Stored records
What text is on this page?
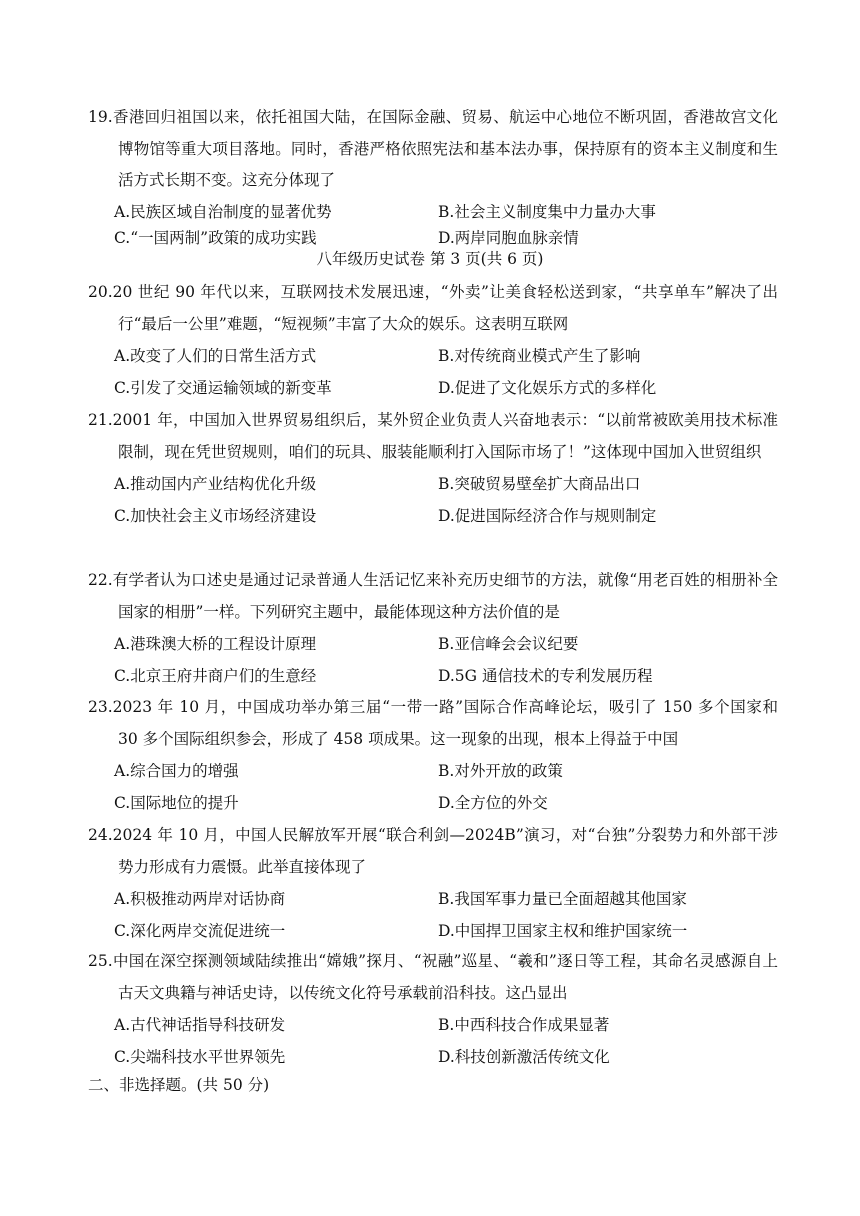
19.香港回归祖国以来，依托祖国大陆，在国际金融、贸易、航运中心地位不断巩固，香港故宫文化博物馆等重大项目落地。同时，香港严格依照宪法和基本法办事，保持原有的资本主义制度和生活方式长期不变。这充分体现了
A.民族区域自治制度的显著优势	B.社会主义制度集中力量办大事
C.“一国两制”政策的成功实践	D.两岸同胞血脉亲情
八年级历史试卷 第 3 页(共 6 页)
20.20 世纪 90 年代以来，互联网技术发展迅速，“外卖”让美食轻松送到家，“共享单车”解决了出行“最后一公里”难题，“短视频”丰富了大众的娱乐。这表明互联网
A.改变了人们的日常生活方式	B.对传统商业模式产生了影响
C.引发了交通运输领域的新变革	D.促进了文化娱乐方式的多样化
21.2001 年，中国加入世界贸易组织后，某外贸企业负责人兴奋地表示：“以前常被欧美用技术标准限制，现在凭世贸规则，咱们的玩具、服装能顺利打入国际市场了！”这体现中国加入世贸组织
A.推动国内产业结构优化升级	B.突破贸易壁垒扩大商品出口
C.加快社会主义市场经济建设	D.促进国际经济合作与规则制定
22.有学者认为口述史是通过记录普通人生活记忆来补充历史细节的方法，就像“用老百姓的相册补全国家的相册”一样。下列研究主题中，最能体现这种方法价值的是
A.港珠澳大桥的工程设计原理	B.亚信峰会会议纪要
C.北京王府井商户们的生意经	D.5G 通信技术的专利发展历程
23.2023 年 10 月，中国成功举办第三届“一带一路”国际合作高峰论坛，吸引了 150 多个国家和 30 多个国际组织参会，形成了 458 项成果。这一现象的出现，根本上得益于中国
A.综合国力的增强	B.对外开放的政策
C.国际地位的提升	D.全方位的外交
24.2024 年 10 月，中国人民解放军开展“联合利剑—2024B”演习，对“台独”分裂势力和外部干涉势力形成有力震慑。此举直接体现了
A.积极推动两岸对话协商	B.我国军事力量已全面超越其他国家
C.深化两岸交流促进统一	D.中国捍卫国家主权和维护国家统一
25.中国在深空探测领域陆续推出“嫦娥”探月、“祝融”巡星、“羲和”逐日等工程，其命名灵感源自上古天文典籍与神话史诗，以传统文化符号承载前沿科技。这凸显出
A.古代神话指导科技研发	B.中西科技合作成果显著
C.尖端科技水平世界领先	D.科技创新激活传统文化
二、非选择题。(共 50 分)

### YOUR OBJECTIVE
Without including any picture, retype the entries exactly.

### SOLUTION TO THIS TASK
What text is on this page?
19.香港回归祖国以来，依托祖国大陆，在国际金融、贸易、航运中心地位不断巩固，香港故宫文化博物馆等重大项目落地。同时，香港严格依照宪法和基本法办事，保持原有的资本主义制度和生活方式长期不变。这充分体现了
A.民族区域自治制度的显著优势	B.社会主义制度集中力量办大事
C.“一国两制”政策的成功实践	D.两岸同胞血脉亲情
八年级历史试卷 第 3 页(共 6 页)
20.20 世纪 90 年代以来，互联网技术发展迅速，“外卖”让美食轻松送到家，“共享单车”解决了出行“最后一公里”难题，“短视频”丰富了大众的娱乐。这表明互联网
A.改变了人们的日常生活方式	B.对传统商业模式产生了影响
C.引发了交通运输领域的新变革	D.促进了文化娱乐方式的多样化
21.2001 年，中国加入世界贸易组织后，某外贸企业负责人兴奋地表示：“以前常被欧美用技术标准限制，现在凭世贸规则，咱们的玩具、服装能顺利打入国际市场了！”这体现中国加入世贸组织
A.推动国内产业结构优化升级	B.突破贸易壁垒扩大商品出口
C.加快社会主义市场经济建设	D.促进国际经济合作与规则制定
22.有学者认为口述史是通过记录普通人生活记忆来补充历史细节的方法，就像“用老百姓的相册补全国家的相册”一样。下列研究主题中，最能体现这种方法价值的是
A.港珠澳大桥的工程设计原理	B.亚信峰会会议纪要
C.北京王府井商户们的生意经	D.5G 通信技术的专利发展历程
23.2023 年 10 月，中国成功举办第三届“一带一路”国际合作高峰论坛，吸引了 150 多个国家和 30 多个国际组织参会，形成了 458 项成果。这一现象的出现，根本上得益于中国
A.综合国力的增强	B.对外开放的政策
C.国际地位的提升	D.全方位的外交
24.2024 年 10 月，中国人民解放军开展“联合利剑—2024B”演习，对“台独”分裂势力和外部干涉势力形成有力震慑。此举直接体现了
A.积极推动两岸对话协商	B.我国军事力量已全面超越其他国家
C.深化两岸交流促进统一	D.中国捍卫国家主权和维护国家统一
25.中国在深空探测领域陆续推出“嫦娥”探月、“祝融”巡星、“羲和”逐日等工程，其命名灵感源自上古天文典籍与神话史诗，以传统文化符号承载前沿科技。这凸显出
A.古代神话指导科技研发	B.中西科技合作成果显著
C.尖端科技水平世界领先	D.科技创新激活传统文化
二、非选择题。(共 50 分)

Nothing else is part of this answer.